## Exercise goal
Give back the whole listing exactly as shown.
======
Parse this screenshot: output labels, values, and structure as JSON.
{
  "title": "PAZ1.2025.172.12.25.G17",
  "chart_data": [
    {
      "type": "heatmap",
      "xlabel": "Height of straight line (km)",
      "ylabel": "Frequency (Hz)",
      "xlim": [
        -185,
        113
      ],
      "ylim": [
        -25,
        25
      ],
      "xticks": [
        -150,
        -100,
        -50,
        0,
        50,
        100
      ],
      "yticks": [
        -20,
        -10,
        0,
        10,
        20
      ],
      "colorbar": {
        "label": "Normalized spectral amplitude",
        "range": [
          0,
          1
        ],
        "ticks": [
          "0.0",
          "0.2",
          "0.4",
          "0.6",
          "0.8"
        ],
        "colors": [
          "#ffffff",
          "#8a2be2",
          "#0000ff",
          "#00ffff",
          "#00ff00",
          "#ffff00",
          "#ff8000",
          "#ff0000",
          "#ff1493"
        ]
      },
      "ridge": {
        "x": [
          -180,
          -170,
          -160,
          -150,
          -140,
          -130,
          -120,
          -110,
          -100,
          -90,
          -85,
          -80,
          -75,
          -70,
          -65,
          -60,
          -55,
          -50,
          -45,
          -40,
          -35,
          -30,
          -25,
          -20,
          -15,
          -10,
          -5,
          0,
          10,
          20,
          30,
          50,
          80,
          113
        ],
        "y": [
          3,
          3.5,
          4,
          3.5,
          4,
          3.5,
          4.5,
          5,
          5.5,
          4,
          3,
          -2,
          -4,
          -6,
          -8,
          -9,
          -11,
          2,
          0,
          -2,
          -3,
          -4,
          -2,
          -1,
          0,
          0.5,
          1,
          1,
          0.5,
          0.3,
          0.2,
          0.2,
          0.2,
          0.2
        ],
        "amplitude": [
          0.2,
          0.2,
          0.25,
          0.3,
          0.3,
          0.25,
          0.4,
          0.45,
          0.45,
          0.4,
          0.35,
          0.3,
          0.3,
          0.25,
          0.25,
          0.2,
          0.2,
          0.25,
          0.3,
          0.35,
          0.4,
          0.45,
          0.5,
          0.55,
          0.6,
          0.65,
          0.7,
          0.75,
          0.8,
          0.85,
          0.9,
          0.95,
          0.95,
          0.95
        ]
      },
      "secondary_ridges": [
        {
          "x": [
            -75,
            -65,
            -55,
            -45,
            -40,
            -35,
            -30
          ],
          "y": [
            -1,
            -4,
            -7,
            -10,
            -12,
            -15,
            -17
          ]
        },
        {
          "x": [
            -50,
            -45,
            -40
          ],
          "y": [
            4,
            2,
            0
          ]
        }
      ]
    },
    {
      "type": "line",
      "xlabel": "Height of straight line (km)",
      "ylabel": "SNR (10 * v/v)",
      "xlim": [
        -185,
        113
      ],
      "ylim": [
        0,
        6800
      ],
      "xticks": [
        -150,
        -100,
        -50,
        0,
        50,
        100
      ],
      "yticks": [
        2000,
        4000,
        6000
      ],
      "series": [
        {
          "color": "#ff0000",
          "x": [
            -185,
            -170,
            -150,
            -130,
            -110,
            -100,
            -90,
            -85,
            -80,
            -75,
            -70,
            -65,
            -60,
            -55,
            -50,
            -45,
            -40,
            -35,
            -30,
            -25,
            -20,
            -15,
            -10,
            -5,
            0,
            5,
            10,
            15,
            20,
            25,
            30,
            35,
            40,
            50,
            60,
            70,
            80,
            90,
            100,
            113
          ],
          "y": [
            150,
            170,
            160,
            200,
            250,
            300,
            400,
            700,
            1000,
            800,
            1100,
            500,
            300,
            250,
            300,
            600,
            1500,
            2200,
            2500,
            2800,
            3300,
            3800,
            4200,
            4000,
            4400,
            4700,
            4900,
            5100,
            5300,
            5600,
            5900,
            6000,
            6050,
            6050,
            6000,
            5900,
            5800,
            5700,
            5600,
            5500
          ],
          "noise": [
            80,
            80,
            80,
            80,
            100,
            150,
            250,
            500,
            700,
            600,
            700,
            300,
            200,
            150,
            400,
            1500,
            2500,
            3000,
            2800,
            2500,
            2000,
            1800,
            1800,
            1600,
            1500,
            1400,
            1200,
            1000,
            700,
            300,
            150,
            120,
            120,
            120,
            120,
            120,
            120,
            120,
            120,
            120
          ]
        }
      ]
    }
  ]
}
======
## Exercise answer
Parse this screenshot: output labels, values, and structure as JSON.
{
  "title": "PAZ1.2025.172.12.25.G17",
  "chart_data": [
    {
      "type": "heatmap",
      "xlabel": "Height of straight line (km)",
      "ylabel": "Frequency (Hz)",
      "xlim": [
        -185,
        113
      ],
      "ylim": [
        -25,
        25
      ],
      "xticks": [
        -150,
        -100,
        -50,
        0,
        50,
        100
      ],
      "yticks": [
        -20,
        -10,
        0,
        10,
        20
      ],
      "colorbar": {
        "label": "Normalized spectral amplitude",
        "range": [
          0,
          1
        ],
        "ticks": [
          "0.0",
          "0.2",
          "0.4",
          "0.6",
          "0.8"
        ],
        "colors": [
          "#ffffff",
          "#8a2be2",
          "#0000ff",
          "#00ffff",
          "#00ff00",
          "#ffff00",
          "#ff8000",
          "#ff0000",
          "#ff1493"
        ]
      },
      "ridge": {
        "x": [
          -180,
          -170,
          -160,
          -150,
          -140,
          -130,
          -120,
          -110,
          -100,
          -90,
          -85,
          -80,
          -75,
          -70,
          -65,
          -60,
          -55,
          -50,
          -45,
          -40,
          -35,
          -30,
          -25,
          -20,
          -15,
          -10,
          -5,
          0,
          10,
          20,
          30,
          50,
          80,
          113
        ],
        "y": [
          3,
          3.5,
          4,
          3.5,
          4,
          3.5,
          4.5,
          5,
          5.5,
          4,
          3,
          -2,
          -4,
          -6,
          -8,
          -9,
          -11,
          2,
          0,
          -2,
          -3,
          -4,
          -2,
          -1,
          0,
          0.5,
          1,
          1,
          0.5,
          0.3,
          0.2,
          0.2,
          0.2,
          0.2
        ],
        "amplitude": [
          0.2,
          0.2,
          0.25,
          0.3,
          0.3,
          0.25,
          0.4,
          0.45,
          0.45,
          0.4,
          0.35,
          0.3,
          0.3,
          0.25,
          0.25,
          0.2,
          0.2,
          0.25,
          0.3,
          0.35,
          0.4,
          0.45,
          0.5,
          0.55,
          0.6,
          0.65,
          0.7,
          0.75,
          0.8,
          0.85,
          0.9,
          0.95,
          0.95,
          0.95
        ]
      },
      "secondary_ridges": [
        {
          "x": [
            -75,
            -65,
            -55,
            -45,
            -40,
            -35,
            -30
          ],
          "y": [
            -1,
            -4,
            -7,
            -10,
            -12,
            -15,
            -17
          ]
        },
        {
          "x": [
            -50,
            -45,
            -40
          ],
          "y": [
            4,
            2,
            0
          ]
        }
      ]
    },
    {
      "type": "line",
      "xlabel": "Height of straight line (km)",
      "ylabel": "SNR (10 * v/v)",
      "xlim": [
        -185,
        113
      ],
      "ylim": [
        0,
        6800
      ],
      "xticks": [
        -150,
        -100,
        -50,
        0,
        50,
        100
      ],
      "yticks": [
        2000,
        4000,
        6000
      ],
      "series": [
        {
          "color": "#ff0000",
          "x": [
            -185,
            -170,
            -150,
            -130,
            -110,
            -100,
            -90,
            -85,
            -80,
            -75,
            -70,
            -65,
            -60,
            -55,
            -50,
            -45,
            -40,
            -35,
            -30,
            -25,
            -20,
            -15,
            -10,
            -5,
            0,
            5,
            10,
            15,
            20,
            25,
            30,
            35,
            40,
            50,
            60,
            70,
            80,
            90,
            100,
            113
          ],
          "y": [
            150,
            170,
            160,
            200,
            250,
            300,
            400,
            700,
            1000,
            800,
            1100,
            500,
            300,
            250,
            300,
            600,
            1500,
            2200,
            2500,
            2800,
            3300,
            3800,
            4200,
            4000,
            4400,
            4700,
            4900,
            5100,
            5300,
            5600,
            5900,
            6000,
            6050,
            6050,
            6000,
            5900,
            5800,
            5700,
            5600,
            5500
          ],
          "noise": [
            80,
            80,
            80,
            80,
            100,
            150,
            250,
            500,
            700,
            600,
            700,
            300,
            200,
            150,
            400,
            1500,
            2500,
            3000,
            2800,
            2500,
            2000,
            1800,
            1800,
            1600,
            1500,
            1400,
            1200,
            1000,
            700,
            300,
            150,
            120,
            120,
            120,
            120,
            120,
            120,
            120,
            120,
            120
          ]
        }
      ]
    }
  ]
}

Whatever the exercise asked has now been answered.